Below is a listing to write out in full, exactly as given, without its pictures.

(EXERCISE MATERIAL)
##########

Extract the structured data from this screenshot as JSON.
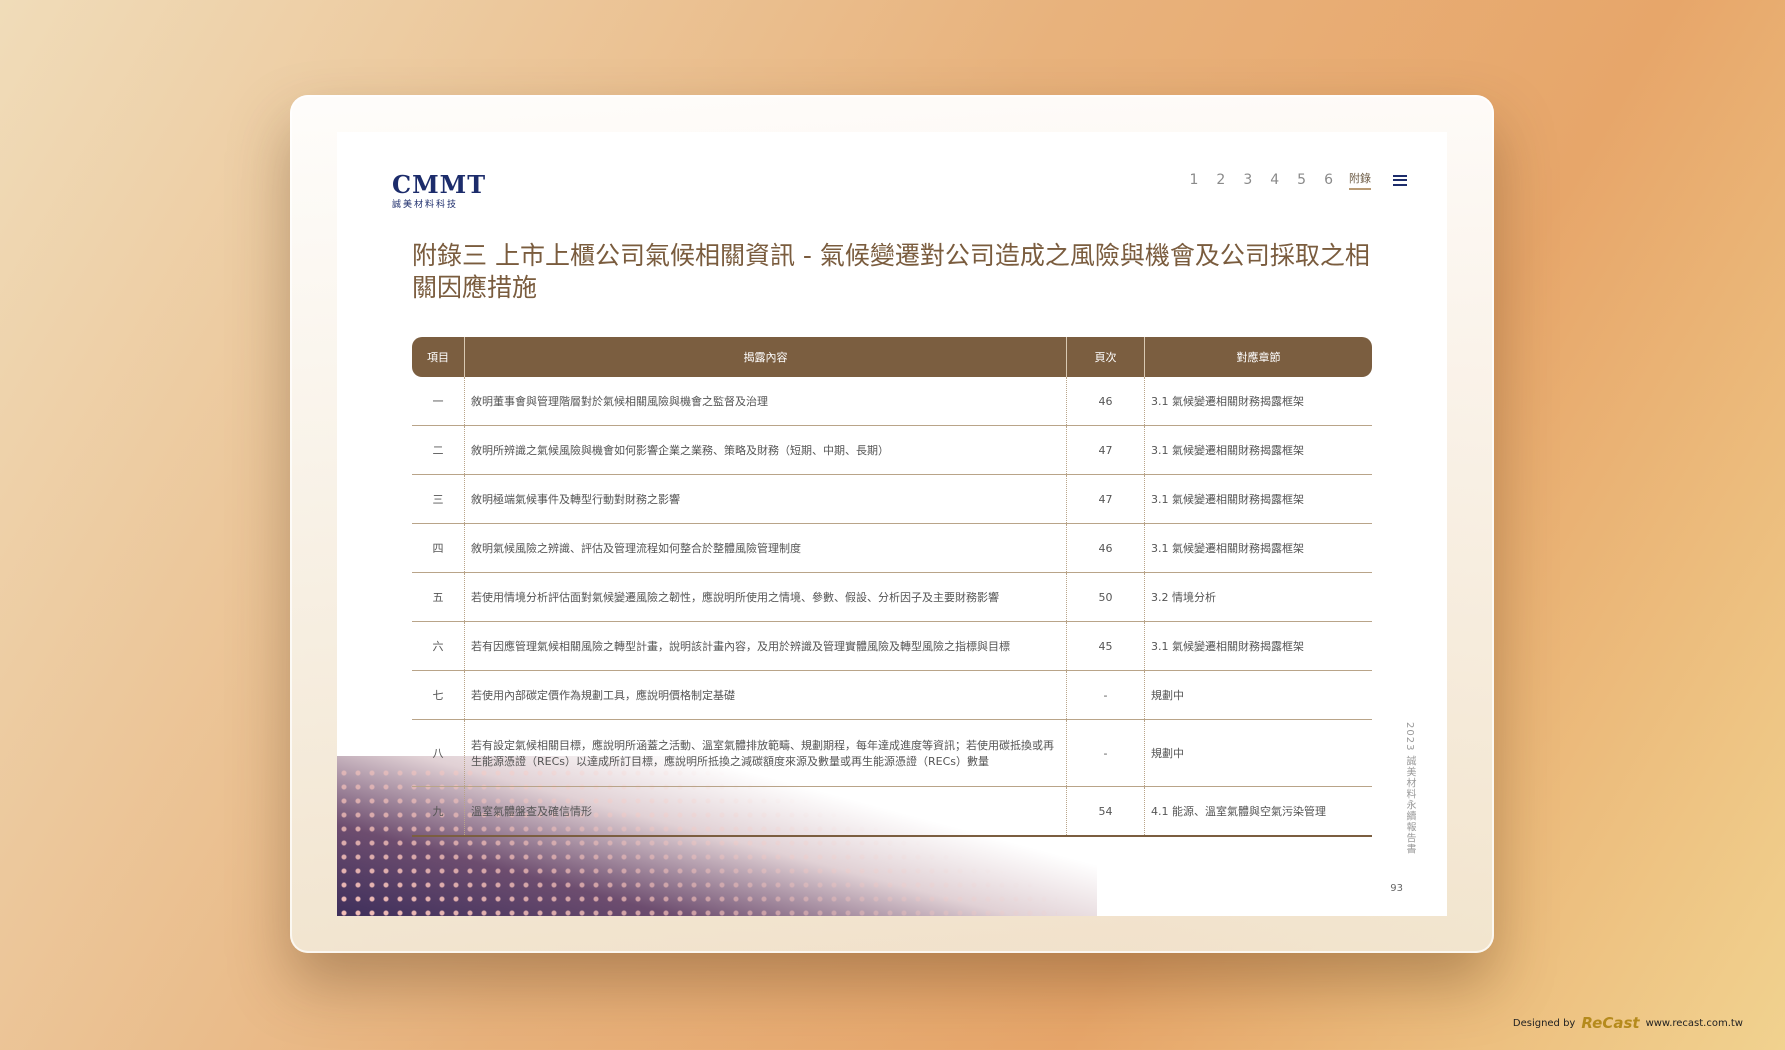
{
  "header": {
    "logo_text": "CMMT",
    "logo_sub": "誠美材料科技",
    "nav_items": [
      "1",
      "2",
      "3",
      "4",
      "5",
      "6"
    ],
    "nav_appendix": "附錄"
  },
  "title": "附錄三 上市上櫃公司氣候相關資訊 - 氣候變遷對公司造成之風險與機會及公司採取之相關因應措施",
  "table": {
    "headers": [
      "項目",
      "揭露內容",
      "頁次",
      "對應章節"
    ],
    "rows": [
      {
        "item": "一",
        "content": "敘明董事會與管理階層對於氣候相關風險與機會之監督及治理",
        "page": "46",
        "section": "3.1 氣候變遷相關財務揭露框架"
      },
      {
        "item": "二",
        "content": "敘明所辨識之氣候風險與機會如何影響企業之業務、策略及財務（短期、中期、長期）",
        "page": "47",
        "section": "3.1 氣候變遷相關財務揭露框架"
      },
      {
        "item": "三",
        "content": "敘明極端氣候事件及轉型行動對財務之影響",
        "page": "47",
        "section": "3.1 氣候變遷相關財務揭露框架"
      },
      {
        "item": "四",
        "content": "敘明氣候風險之辨識、評估及管理流程如何整合於整體風險管理制度",
        "page": "46",
        "section": "3.1 氣候變遷相關財務揭露框架"
      },
      {
        "item": "五",
        "content": "若使用情境分析評估面對氣候變遷風險之韌性，應說明所使用之情境、參數、假設、分析因子及主要財務影響",
        "page": "50",
        "section": "3.2 情境分析"
      },
      {
        "item": "六",
        "content": "若有因應管理氣候相關風險之轉型計畫，說明該計畫內容，及用於辨識及管理實體風險及轉型風險之指標與目標",
        "page": "45",
        "section": "3.1 氣候變遷相關財務揭露框架"
      },
      {
        "item": "七",
        "content": "若使用內部碳定價作為規劃工具，應說明價格制定基礎",
        "page": "-",
        "section": "規劃中"
      },
      {
        "item": "八",
        "content": "若有設定氣候相關目標，應說明所涵蓋之活動、溫室氣體排放範疇、規劃期程，每年達成進度等資訊；若使用碳抵換或再生能源憑證（RECs）以達成所訂目標，應說明所抵換之減碳額度來源及數量或再生能源憑證（RECs）數量",
        "page": "-",
        "section": "規劃中"
      },
      {
        "item": "九",
        "content": "溫室氣體盤查及確信情形",
        "page": "54",
        "section": "4.1 能源、溫室氣體與空氣污染管理"
      }
    ]
  },
  "side_text": "2023 誠美材料永續報告書",
  "page_number": "93",
  "credit": {
    "prefix": "Designed by",
    "brand": "ReCast",
    "url": "www.recast.com.tw"
  }
}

##########

(EXERCISE ANSWER)
Extract the structured data from this screenshot as JSON.
{
  "header": {
    "logo_text": "CMMT",
    "logo_sub": "誠美材料科技",
    "nav_items": [
      "1",
      "2",
      "3",
      "4",
      "5",
      "6"
    ],
    "nav_appendix": "附錄"
  },
  "title": "附錄三 上市上櫃公司氣候相關資訊 - 氣候變遷對公司造成之風險與機會及公司採取之相關因應措施",
  "table": {
    "headers": [
      "項目",
      "揭露內容",
      "頁次",
      "對應章節"
    ],
    "rows": [
      {
        "item": "一",
        "content": "敘明董事會與管理階層對於氣候相關風險與機會之監督及治理",
        "page": "46",
        "section": "3.1 氣候變遷相關財務揭露框架"
      },
      {
        "item": "二",
        "content": "敘明所辨識之氣候風險與機會如何影響企業之業務、策略及財務（短期、中期、長期）",
        "page": "47",
        "section": "3.1 氣候變遷相關財務揭露框架"
      },
      {
        "item": "三",
        "content": "敘明極端氣候事件及轉型行動對財務之影響",
        "page": "47",
        "section": "3.1 氣候變遷相關財務揭露框架"
      },
      {
        "item": "四",
        "content": "敘明氣候風險之辨識、評估及管理流程如何整合於整體風險管理制度",
        "page": "46",
        "section": "3.1 氣候變遷相關財務揭露框架"
      },
      {
        "item": "五",
        "content": "若使用情境分析評估面對氣候變遷風險之韌性，應說明所使用之情境、參數、假設、分析因子及主要財務影響",
        "page": "50",
        "section": "3.2 情境分析"
      },
      {
        "item": "六",
        "content": "若有因應管理氣候相關風險之轉型計畫，說明該計畫內容，及用於辨識及管理實體風險及轉型風險之指標與目標",
        "page": "45",
        "section": "3.1 氣候變遷相關財務揭露框架"
      },
      {
        "item": "七",
        "content": "若使用內部碳定價作為規劃工具，應說明價格制定基礎",
        "page": "-",
        "section": "規劃中"
      },
      {
        "item": "八",
        "content": "若有設定氣候相關目標，應說明所涵蓋之活動、溫室氣體排放範疇、規劃期程，每年達成進度等資訊；若使用碳抵換或再生能源憑證（RECs）以達成所訂目標，應說明所抵換之減碳額度來源及數量或再生能源憑證（RECs）數量",
        "page": "-",
        "section": "規劃中"
      },
      {
        "item": "九",
        "content": "溫室氣體盤查及確信情形",
        "page": "54",
        "section": "4.1 能源、溫室氣體與空氣污染管理"
      }
    ]
  },
  "side_text": "2023 誠美材料永續報告書",
  "page_number": "93",
  "credit": {
    "prefix": "Designed by",
    "brand": "ReCast",
    "url": "www.recast.com.tw"
  }
}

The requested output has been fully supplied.